» Text excerpt
┄┄┄┄┄┄

To make examples out of electronic devices that almost all of us are familiar with, the Switch is unlike any iPhone, iPad, Android, or Android phone; it is also unlike the Playstation 4 and Xbox One—both of which are dedicated home-gaming consoles. It is perhaps easiest to say that as a gaming system, the Switch exists in a class of its own.

For the first time on a worldwide scale, a major video game company has brought a console to market specifically designed to be played basically anywhere: at home on your couch facing a TV, lying done on your bed trying to stay awake, or on your morning commute just trying to pass time. If this is not the first time a company has tried to do this, it is certainly the most bold and invested attempt any company has made trying to do so.

Many are familiar with Nintendo from what can be considered its golden age. That’s the period of time in the 80’s and 90’s that saw Nintendo dominating the video game market in both home consoles and portable systems. Just think of the NES, or the Game Boy and its many iterations. This period also saw the rise of Nintendo’s most popular franchises, such as Super Mario Bros, The Legend of Zelda, and Pokemon.

Perhaps Nintendo is part of your coming-of-age story, in which you and your buddies huddled around the TV on a weekend night to race each other in Mario Kart on the Nintendo 64. Or maybe Nintendo systems and their games have always been a memorable part of your family get-togethers during the holidays.

Today, casual users of electronics are more likely to whip out their phones for short periods of 5-10 minutes at a time for games like Fruit Ninja and Candy Crush. At home, more serious gamers are likely to fire up their Playstation or Xbox to compete with acquaintances or complete strangers over the internet in games like Madden or Call of Duty. Many game developers have shifted their focus to these mobile platforms and expanded online functionality because of this.

In the past decade or so, the marketplace and appetite for video games has definitely changed. As one Reddit user has pointed out, there seems to be a real loss in camaraderie and real-life connections when it comes to video games. People just don’t huddle around the TV to play video games together anymore.

The Switch is Nintendo’s response to these shifting times. We’ve all gotten together with friends and family to play board games, cards, or Cards Against Humanity. As you can see in the video above, Nintendo is trying to bring back the old thrills of getting together with friends and family when it comes to video games. Anywhere you go, you can take the Switch with you to have a good time.

As I see it, there are 4 lessons that we can learn from Nintendo about fitness. Coincidentally, I believe that these are also the objectives that Nintendo hopes to accomplish with the Switch.

┄┄┄┄┄┄

[Source records]
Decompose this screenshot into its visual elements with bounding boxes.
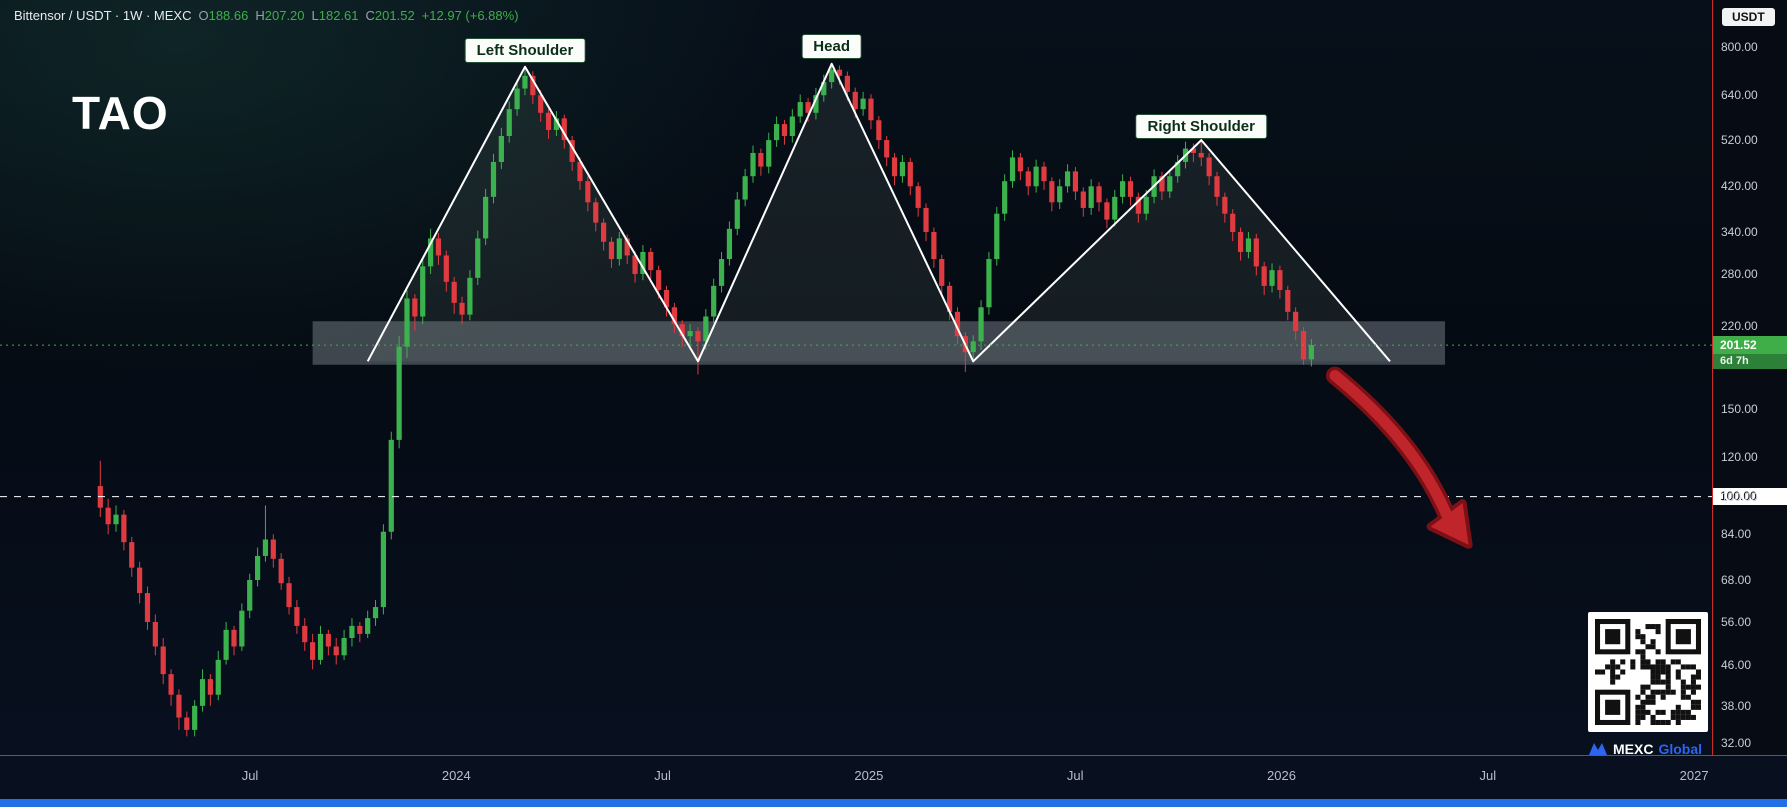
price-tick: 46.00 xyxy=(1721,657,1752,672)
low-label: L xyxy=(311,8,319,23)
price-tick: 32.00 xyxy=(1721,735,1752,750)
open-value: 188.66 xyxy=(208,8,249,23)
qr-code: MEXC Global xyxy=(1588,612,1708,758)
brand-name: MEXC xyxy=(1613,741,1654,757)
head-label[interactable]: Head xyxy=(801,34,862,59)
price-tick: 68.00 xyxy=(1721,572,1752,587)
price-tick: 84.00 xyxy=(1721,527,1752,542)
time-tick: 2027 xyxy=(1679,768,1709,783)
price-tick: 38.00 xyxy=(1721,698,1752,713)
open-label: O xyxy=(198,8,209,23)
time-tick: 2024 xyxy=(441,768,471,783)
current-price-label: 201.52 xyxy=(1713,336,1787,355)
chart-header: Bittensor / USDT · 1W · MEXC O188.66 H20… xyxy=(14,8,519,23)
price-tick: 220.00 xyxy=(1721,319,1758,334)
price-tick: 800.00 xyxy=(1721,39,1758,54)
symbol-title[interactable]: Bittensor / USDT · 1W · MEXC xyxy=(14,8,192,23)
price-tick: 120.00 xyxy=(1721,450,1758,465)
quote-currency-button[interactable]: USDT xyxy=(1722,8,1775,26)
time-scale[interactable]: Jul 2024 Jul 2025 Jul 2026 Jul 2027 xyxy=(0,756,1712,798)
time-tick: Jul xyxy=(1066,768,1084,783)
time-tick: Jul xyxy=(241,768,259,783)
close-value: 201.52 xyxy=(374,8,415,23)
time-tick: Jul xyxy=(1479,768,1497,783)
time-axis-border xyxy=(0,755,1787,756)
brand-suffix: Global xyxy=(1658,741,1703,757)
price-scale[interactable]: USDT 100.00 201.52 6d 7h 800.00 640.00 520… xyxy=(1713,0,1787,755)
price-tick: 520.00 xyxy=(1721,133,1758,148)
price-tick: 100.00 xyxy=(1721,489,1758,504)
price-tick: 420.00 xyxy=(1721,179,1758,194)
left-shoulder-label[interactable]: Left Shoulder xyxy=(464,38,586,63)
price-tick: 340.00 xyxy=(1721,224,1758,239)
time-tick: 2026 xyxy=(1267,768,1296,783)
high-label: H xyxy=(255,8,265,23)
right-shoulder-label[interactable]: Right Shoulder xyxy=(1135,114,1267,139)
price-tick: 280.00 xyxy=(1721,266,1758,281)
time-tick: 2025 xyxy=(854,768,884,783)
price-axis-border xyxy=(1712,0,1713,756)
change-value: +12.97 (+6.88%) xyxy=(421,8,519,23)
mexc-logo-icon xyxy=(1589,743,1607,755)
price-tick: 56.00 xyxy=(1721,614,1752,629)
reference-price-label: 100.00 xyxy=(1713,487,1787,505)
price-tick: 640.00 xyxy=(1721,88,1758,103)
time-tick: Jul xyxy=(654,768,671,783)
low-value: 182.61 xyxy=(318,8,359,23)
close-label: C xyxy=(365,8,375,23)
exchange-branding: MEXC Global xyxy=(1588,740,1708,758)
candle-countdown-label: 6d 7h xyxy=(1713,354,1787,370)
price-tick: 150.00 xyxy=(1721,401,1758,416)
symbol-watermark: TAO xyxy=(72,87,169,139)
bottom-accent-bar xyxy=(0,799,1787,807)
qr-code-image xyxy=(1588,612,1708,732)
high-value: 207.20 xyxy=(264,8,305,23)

┄┄┄┄┄┄

» Your objective
Can you carry on the Nintendo Switch article from its final sentence onward? None of the items matter here.

» Task response
1. Creating new experiences

As we’ve already touched on, Nintendo is looking to create an entirely new experience with the Switch. It blurs the line between home consoles and mobile devices, because it is both.

There is a growing divide between console/PC gaming at home, and mobile/portable gaming on the go. Both of these are entirely different experiences, with the first being more “hard-core,” and the second more casual. The Switch aims to fill the gap left by these two ends of the spectrum, thus providing a new experience.

As it turns out, health & fitness is also all about creating new experiences. And I’m not just talking about proper programming and making progress week in and week out to set new personal records in powerlifting or weightlifting. As fitness professionals, we certainly want to change our clients’ programming regularly so that they can continue on the path towards their fitness goals without getting bored. These sessions in and of themselves are new experiences, and training enthusiasts like myself and my colleagues salivate at the prospect of a bigger squat or a snappier clean & jerk.

Part of our job is to teach our clients to love this pursuit of fitness as much as we do. The more we can cultivate this love of fitness in our clients, the easier and more fulfilling our jobs are. But these new experiences don’t have to be exclusive to the gym. In a lot of cases, our jobs and the entire purpose of fitness and “being fit” is to prepare people for their lives outside of the gym.

Somewhere out there, a mother can finally keep up with her energetic twins as they play in the park. Somewhere out there, an aging grandfather can continue enjoying life by picking up his grandchildren with ease. Somewhere out there, a young professional has become empowered and self-confident to compete in her first powerlifting meet. Somewhere out there, a high school senior has landed an athletic scholarship and the chance to play intercollegiate baseball because of strides he made in the weightroom to boost his athleticism and skillset. These are all new experiences that we can create through health and fitness; it’s what fitness is all about.

2. Fostering camaraderie

As evident from the promotional material put out by Nintendo for their new console, the Switch is trying to bring back a lost experience that was crucial to the success of video games in the first place: playing together with friends and family. This time though, they are emphasizing doing this in person.

Anyone who has played on a sports team knows what camaraderie feels like. A team that plays well together, wins together. Having camaraderie is important in fitness, too. I’d argue that camaraderie is one of the most important and intangible parts of establishing a first-class training atmosphere. Camaraderie creates an experience that clients and potential clients want to be a part of.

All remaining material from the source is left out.